WORK REQUIRED » Copy everything in the listing below word for word, apart from any images.

SUPPLIED RECORDS »
---*---
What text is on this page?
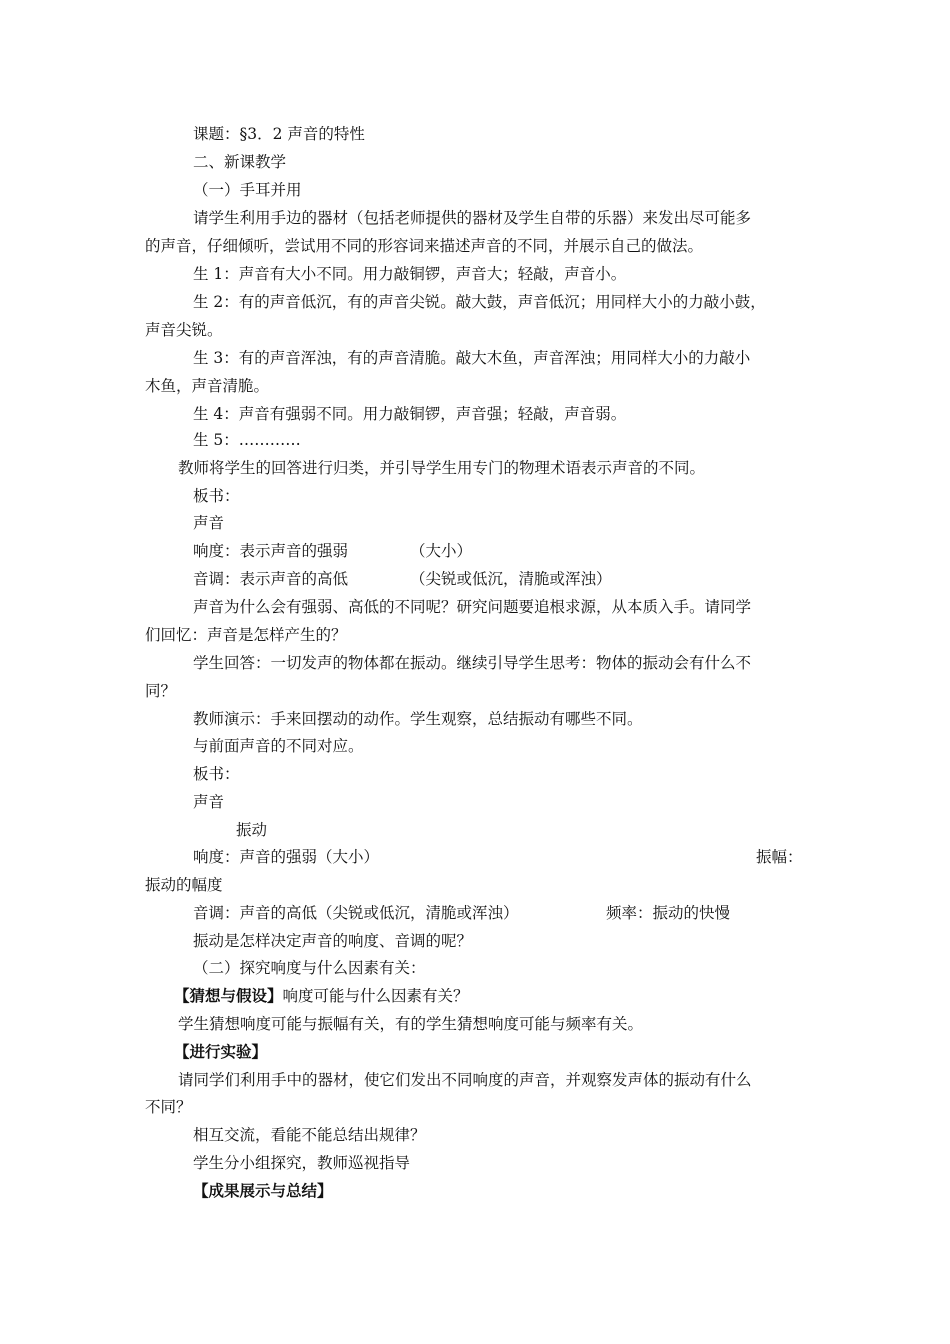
课题：§3．2 声音的特性
二、新课教学
（一）手耳并用
请学生利用手边的器材（包括老师提供的器材及学生自带的乐器）来发出尽可能多
的声音，仔细倾听，尝试用不同的形容词来描述声音的不同，并展示自己的做法。
生 1：声音有大小不同。用力敲铜锣，声音大；轻敲，声音小。
生 2：有的声音低沉，有的声音尖锐。敲大鼓，声音低沉；用同样大小的力敲小鼓，
声音尖锐。
生 3：有的声音浑浊，有的声音清脆。敲大木鱼，声音浑浊；用同样大小的力敲小
木鱼，声音清脆。
生 4：声音有强弱不同。用力敲铜锣，声音强；轻敲，声音弱。
生 5：…………
教师将学生的回答进行归类，并引导学生用专门的物理术语表示声音的不同。
板书：
声音
响度：表示声音的强弱	（大小）
音调：表示声音的高低	（尖锐或低沉，清脆或浑浊）
声音为什么会有强弱、高低的不同呢？研究问题要追根求源，从本质入手。请同学
们回忆：声音是怎样产生的？
学生回答：一切发声的物体都在振动。继续引导学生思考：物体的振动会有什么不
同？
教师演示：手来回摆动的动作。学生观察，总结振动有哪些不同。
与前面声音的不同对应。
板书：
声音
振动
响度：声音的强弱（大小）	振幅：
振动的幅度
音调：声音的高低（尖锐或低沉，清脆或浑浊）	频率：振动的快慢
振动是怎样决定声音的响度、音调的呢？
（二）探究响度与什么因素有关：
【猜想与假设】响度可能与什么因素有关？
学生猜想响度可能与振幅有关，有的学生猜想响度可能与频率有关。
【进行实验】
请同学们利用手中的器材，使它们发出不同响度的声音，并观察发声体的振动有什么
不同？
相互交流，看能不能总结出规律？
学生分小组探究，教师巡视指导
【成果展示与总结】
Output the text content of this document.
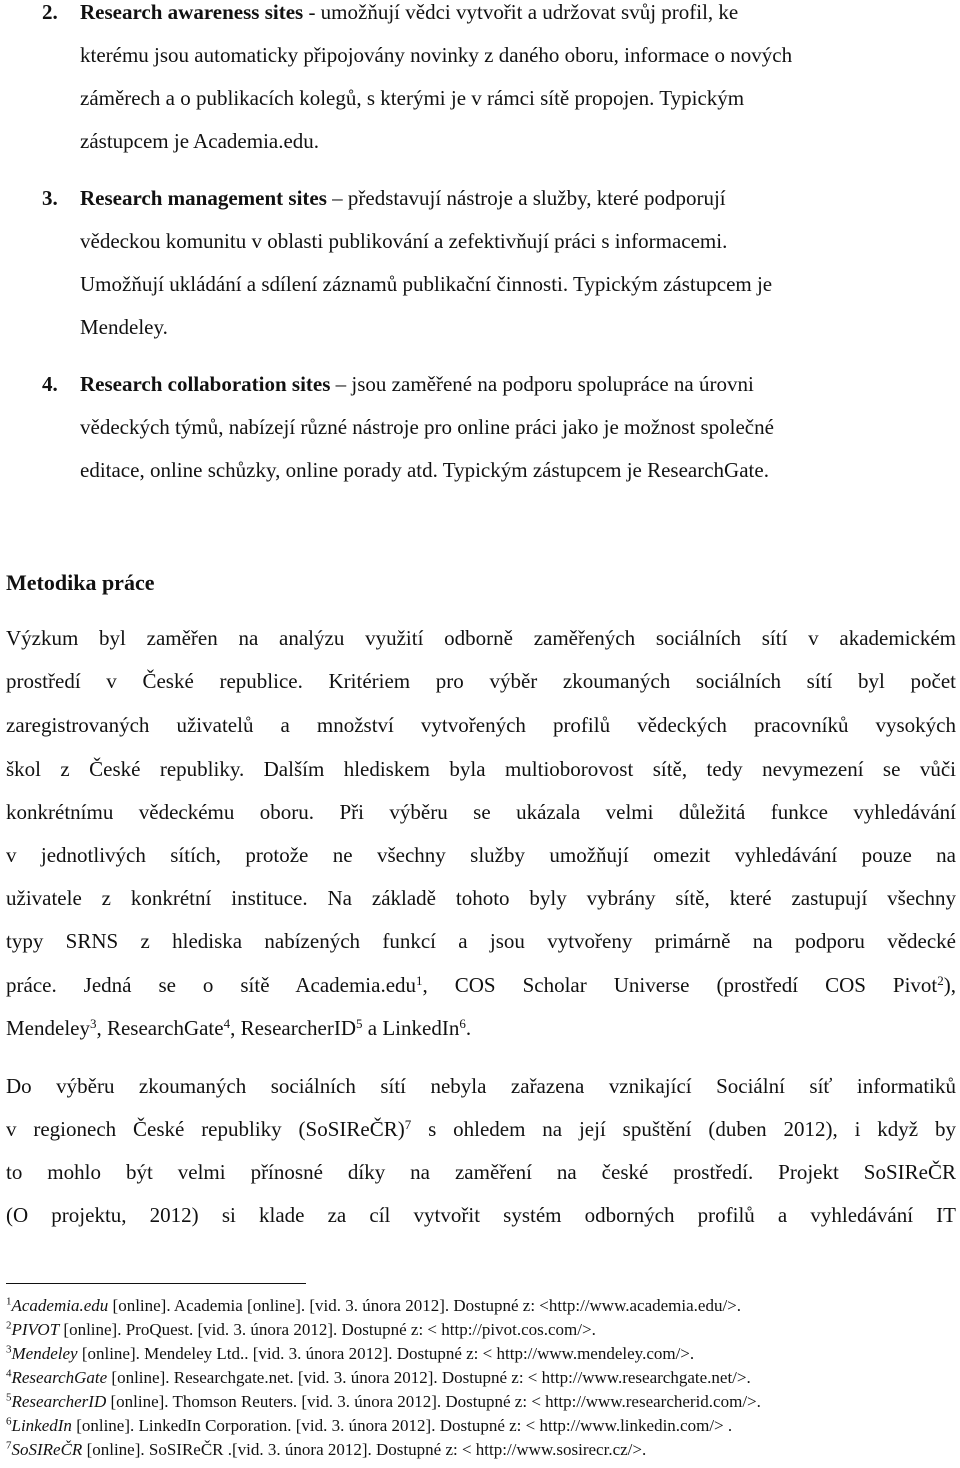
2. Research awareness sites - umožňují vědci vytvořit a udržovat svůj profil, ke
kterému jsou automaticky připojovány novinky z daného oboru, informace o nových
záměrech a o publikacích kolegů, s kterými je v rámci sítě propojen. Typickým
zástupcem je Academia.edu.
3. Research management sites – představují nástroje a služby, které podporují
vědeckou komunitu v oblasti publikování a zefektivňují práci s informacemi.
Umožňují ukládání a sdílení záznamů publikační činnosti. Typickým zástupcem je
Mendeley.
4. Research collaboration sites – jsou zaměřené na podporu spolupráce na úrovni
vědeckých týmů, nabízejí různé nástroje pro online práci jako je možnost společné
editace, online schůzky, online porady atd. Typickým zástupcem je ResearchGate.
Metodika práce
Výzkum byl zaměřen na analýzu využití odborně zaměřených sociálních sítí v akademickém
prostředí v České republice. Kritériem pro výběr zkoumaných sociálních sítí byl počet
zaregistrovaných uživatelů a množství vytvořených profilů vědeckých pracovníků vysokých
škol z České republiky. Dalším hlediskem byla multioborovost sítě, tedy nevymezení se vůči
konkrétnímu vědeckému oboru. Při výběru se ukázala velmi důležitá funkce vyhledávání
v jednotlivých sítích, protože ne všechny služby umožňují omezit vyhledávání pouze na
uživatele z konkrétní instituce. Na základě tohoto byly vybrány sítě, které zastupují všechny
typy SRNS z hlediska nabízených funkcí a jsou vytvořeny primárně na podporu vědecké
práce. Jedná se o sítě Academia.edu$^1$, COS Scholar Universe (prostředí COS Pivot$^2$),
Mendeley$^3$, ResearchGate$^4$, ResearcherID$^5$ a LinkedIn$^6$.
Do výběru zkoumaných sociálních sítí nebyla zařazena vznikající Sociální síť informatiků
v regionech České republiky (SoSIReČR)$^7$ s ohledem na její spuštění (duben 2012), i když by
to mohlo být velmi přínosné díky na zaměření na české prostředí. Projekt SoSIReČR
(O projektu, 2012) si klade za cíl vytvořit systém odborných profilů a vyhledávání IT
$^1$Academia.edu [online]. Academia [online]. [vid. 3. února 2012]. Dostupné z: <http://www.academia.edu/>.
$^2$PIVOT [online]. ProQuest. [vid. 3. února 2012]. Dostupné z: < http://pivot.cos.com/>.
$^3$Mendeley [online]. Mendeley Ltd.. [vid. 3. února 2012]. Dostupné z: < http://www.mendeley.com/>.
$^4$ResearchGate [online]. Researchgate.net. [vid. 3. února 2012]. Dostupné z: < http://www.researchgate.net/>.
$^5$ResearcherID [online]. Thomson Reuters. [vid. 3. února 2012]. Dostupné z: < http://www.researcherid.com/>.
$^6$LinkedIn [online]. LinkedIn Corporation. [vid. 3. února 2012]. Dostupné z: < http://www.linkedin.com/> .
$^7$SoSIReČR [online]. SoSIReČR .[vid. 3. února 2012]. Dostupné z: < http://www.sosirecr.cz/>.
---*---
OUTPUT OF THE EXERCISE »
What text is on this page?
课题：§3．2 声音的特性
二、新课教学
（一）手耳并用
请学生利用手边的器材（包括老师提供的器材及学生自带的乐器）来发出尽可能多
的声音，仔细倾听，尝试用不同的形容词来描述声音的不同，并展示自己的做法。
生 1：声音有大小不同。用力敲铜锣，声音大；轻敲，声音小。
生 2：有的声音低沉，有的声音尖锐。敲大鼓，声音低沉；用同样大小的力敲小鼓，
声音尖锐。
生 3：有的声音浑浊，有的声音清脆。敲大木鱼，声音浑浊；用同样大小的力敲小
木鱼，声音清脆。
生 4：声音有强弱不同。用力敲铜锣，声音强；轻敲，声音弱。
生 5：…………
教师将学生的回答进行归类，并引导学生用专门的物理术语表示声音的不同。
板书：
声音
响度：表示声音的强弱	（大小）
音调：表示声音的高低	（尖锐或低沉，清脆或浑浊）
声音为什么会有强弱、高低的不同呢？研究问题要追根求源，从本质入手。请同学
们回忆：声音是怎样产生的？
学生回答：一切发声的物体都在振动。继续引导学生思考：物体的振动会有什么不
同？
教师演示：手来回摆动的动作。学生观察，总结振动有哪些不同。
与前面声音的不同对应。
板书：
声音
振动
响度：声音的强弱（大小）	振幅：
振动的幅度
音调：声音的高低（尖锐或低沉，清脆或浑浊）	频率：振动的快慢
振动是怎样决定声音的响度、音调的呢？
（二）探究响度与什么因素有关：
【猜想与假设】响度可能与什么因素有关？
学生猜想响度可能与振幅有关，有的学生猜想响度可能与频率有关。
【进行实验】
请同学们利用手中的器材，使它们发出不同响度的声音，并观察发声体的振动有什么
不同？
相互交流，看能不能总结出规律？
学生分小组探究，教师巡视指导
【成果展示与总结】
Output the text content of this document.
2. Research awareness sites - umožňují vědci vytvořit a udržovat svůj profil, ke
kterému jsou automaticky připojovány novinky z daného oboru, informace o nových
záměrech a o publikacích kolegů, s kterými je v rámci sítě propojen. Typickým
zástupcem je Academia.edu.
3. Research management sites – představují nástroje a služby, které podporují
vědeckou komunitu v oblasti publikování a zefektivňují práci s informacemi.
Umožňují ukládání a sdílení záznamů publikační činnosti. Typickým zástupcem je
Mendeley.
4. Research collaboration sites – jsou zaměřené na podporu spolupráce na úrovni
vědeckých týmů, nabízejí různé nástroje pro online práci jako je možnost společné
editace, online schůzky, online porady atd. Typickým zástupcem je ResearchGate.
Metodika práce
Výzkum byl zaměřen na analýzu využití odborně zaměřených sociálních sítí v akademickém
prostředí v České republice. Kritériem pro výběr zkoumaných sociálních sítí byl počet
zaregistrovaných uživatelů a množství vytvořených profilů vědeckých pracovníků vysokých
škol z České republiky. Dalším hlediskem byla multioborovost sítě, tedy nevymezení se vůči
konkrétnímu vědeckému oboru. Při výběru se ukázala velmi důležitá funkce vyhledávání
v jednotlivých sítích, protože ne všechny služby umožňují omezit vyhledávání pouze na
uživatele z konkrétní instituce. Na základě tohoto byly vybrány sítě, které zastupují všechny
typy SRNS z hlediska nabízených funkcí a jsou vytvořeny primárně na podporu vědecké
práce. Jedná se o sítě Academia.edu$^1$, COS Scholar Universe (prostředí COS Pivot$^2$),
Mendeley$^3$, ResearchGate$^4$, ResearcherID$^5$ a LinkedIn$^6$.
Do výběru zkoumaných sociálních sítí nebyla zařazena vznikající Sociální síť informatiků
v regionech České republiky (SoSIReČR)$^7$ s ohledem na její spuštění (duben 2012), i když by
to mohlo být velmi přínosné díky na zaměření na české prostředí. Projekt SoSIReČR
(O projektu, 2012) si klade za cíl vytvořit systém odborných profilů a vyhledávání IT
$^1$Academia.edu [online]. Academia [online]. [vid. 3. února 2012]. Dostupné z: <http://www.academia.edu/>.
$^2$PIVOT [online]. ProQuest. [vid. 3. února 2012]. Dostupné z: < http://pivot.cos.com/>.
$^3$Mendeley [online]. Mendeley Ltd.. [vid. 3. února 2012]. Dostupné z: < http://www.mendeley.com/>.
$^4$ResearchGate [online]. Researchgate.net. [vid. 3. února 2012]. Dostupné z: < http://www.researchgate.net/>.
$^5$ResearcherID [online]. Thomson Reuters. [vid. 3. února 2012]. Dostupné z: < http://www.researcherid.com/>.
$^6$LinkedIn [online]. LinkedIn Corporation. [vid. 3. února 2012]. Dostupné z: < http://www.linkedin.com/> .
$^7$SoSIReČR [online]. SoSIReČR .[vid. 3. února 2012]. Dostupné z: < http://www.sosirecr.cz/>.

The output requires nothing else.